DATA TO USE:
────────

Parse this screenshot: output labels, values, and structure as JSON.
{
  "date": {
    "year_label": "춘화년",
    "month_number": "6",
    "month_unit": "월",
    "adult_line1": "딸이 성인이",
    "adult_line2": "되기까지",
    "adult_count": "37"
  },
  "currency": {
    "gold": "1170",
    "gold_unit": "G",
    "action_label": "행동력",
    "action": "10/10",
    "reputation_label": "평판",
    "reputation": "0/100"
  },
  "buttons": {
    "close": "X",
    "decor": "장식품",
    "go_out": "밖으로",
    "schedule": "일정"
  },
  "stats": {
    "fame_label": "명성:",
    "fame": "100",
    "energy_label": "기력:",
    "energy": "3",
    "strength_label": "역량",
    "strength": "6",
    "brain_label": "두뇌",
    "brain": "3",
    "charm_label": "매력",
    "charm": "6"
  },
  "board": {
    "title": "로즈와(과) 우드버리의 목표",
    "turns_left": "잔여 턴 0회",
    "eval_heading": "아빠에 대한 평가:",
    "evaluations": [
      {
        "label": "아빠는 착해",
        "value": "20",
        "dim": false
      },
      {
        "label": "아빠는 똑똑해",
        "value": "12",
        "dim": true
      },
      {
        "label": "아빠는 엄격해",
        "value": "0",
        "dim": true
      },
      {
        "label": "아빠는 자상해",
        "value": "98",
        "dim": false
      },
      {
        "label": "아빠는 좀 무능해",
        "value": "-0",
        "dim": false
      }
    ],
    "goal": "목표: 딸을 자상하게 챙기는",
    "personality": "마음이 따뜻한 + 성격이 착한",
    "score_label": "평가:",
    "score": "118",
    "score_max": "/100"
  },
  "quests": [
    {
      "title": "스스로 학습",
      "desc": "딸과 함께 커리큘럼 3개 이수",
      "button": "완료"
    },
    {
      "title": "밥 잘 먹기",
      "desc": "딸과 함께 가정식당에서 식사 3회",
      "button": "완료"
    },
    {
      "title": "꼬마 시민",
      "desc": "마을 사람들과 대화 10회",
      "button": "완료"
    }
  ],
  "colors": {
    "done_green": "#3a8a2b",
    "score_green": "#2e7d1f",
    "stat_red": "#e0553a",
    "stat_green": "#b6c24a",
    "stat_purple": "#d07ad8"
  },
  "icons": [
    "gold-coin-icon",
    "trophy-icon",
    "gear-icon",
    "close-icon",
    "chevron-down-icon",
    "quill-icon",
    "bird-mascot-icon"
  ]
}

────────

OBJECTIVE: Repeat the records above exactly, from the first line to the last.

EXERCISE RESULT:
Parse this screenshot: output labels, values, and structure as JSON.
{
  "date": {
    "year_label": "춘화년",
    "month_number": "6",
    "month_unit": "월",
    "adult_line1": "딸이 성인이",
    "adult_line2": "되기까지",
    "adult_count": "37"
  },
  "currency": {
    "gold": "1170",
    "gold_unit": "G",
    "action_label": "행동력",
    "action": "10/10",
    "reputation_label": "평판",
    "reputation": "0/100"
  },
  "buttons": {
    "close": "X",
    "decor": "장식품",
    "go_out": "밖으로",
    "schedule": "일정"
  },
  "stats": {
    "fame_label": "명성:",
    "fame": "100",
    "energy_label": "기력:",
    "energy": "3",
    "strength_label": "역량",
    "strength": "6",
    "brain_label": "두뇌",
    "brain": "3",
    "charm_label": "매력",
    "charm": "6"
  },
  "board": {
    "title": "로즈와(과) 우드버리의 목표",
    "turns_left": "잔여 턴 0회",
    "eval_heading": "아빠에 대한 평가:",
    "evaluations": [
      {
        "label": "아빠는 착해",
        "value": "20",
        "dim": false
      },
      {
        "label": "아빠는 똑똑해",
        "value": "12",
        "dim": true
      },
      {
        "label": "아빠는 엄격해",
        "value": "0",
        "dim": true
      },
      {
        "label": "아빠는 자상해",
        "value": "98",
        "dim": false
      },
      {
        "label": "아빠는 좀 무능해",
        "value": "-0",
        "dim": false
      }
    ],
    "goal": "목표: 딸을 자상하게 챙기는",
    "personality": "마음이 따뜻한 + 성격이 착한",
    "score_label": "평가:",
    "score": "118",
    "score_max": "/100"
  },
  "quests": [
    {
      "title": "스스로 학습",
      "desc": "딸과 함께 커리큘럼 3개 이수",
      "button": "완료"
    },
    {
      "title": "밥 잘 먹기",
      "desc": "딸과 함께 가정식당에서 식사 3회",
      "button": "완료"
    },
    {
      "title": "꼬마 시민",
      "desc": "마을 사람들과 대화 10회",
      "button": "완료"
    }
  ],
  "colors": {
    "done_green": "#3a8a2b",
    "score_green": "#2e7d1f",
    "stat_red": "#e0553a",
    "stat_green": "#b6c24a",
    "stat_purple": "#d07ad8"
  },
  "icons": [
    "gold-coin-icon",
    "trophy-icon",
    "gear-icon",
    "close-icon",
    "chevron-down-icon",
    "quill-icon",
    "bird-mascot-icon"
  ]
}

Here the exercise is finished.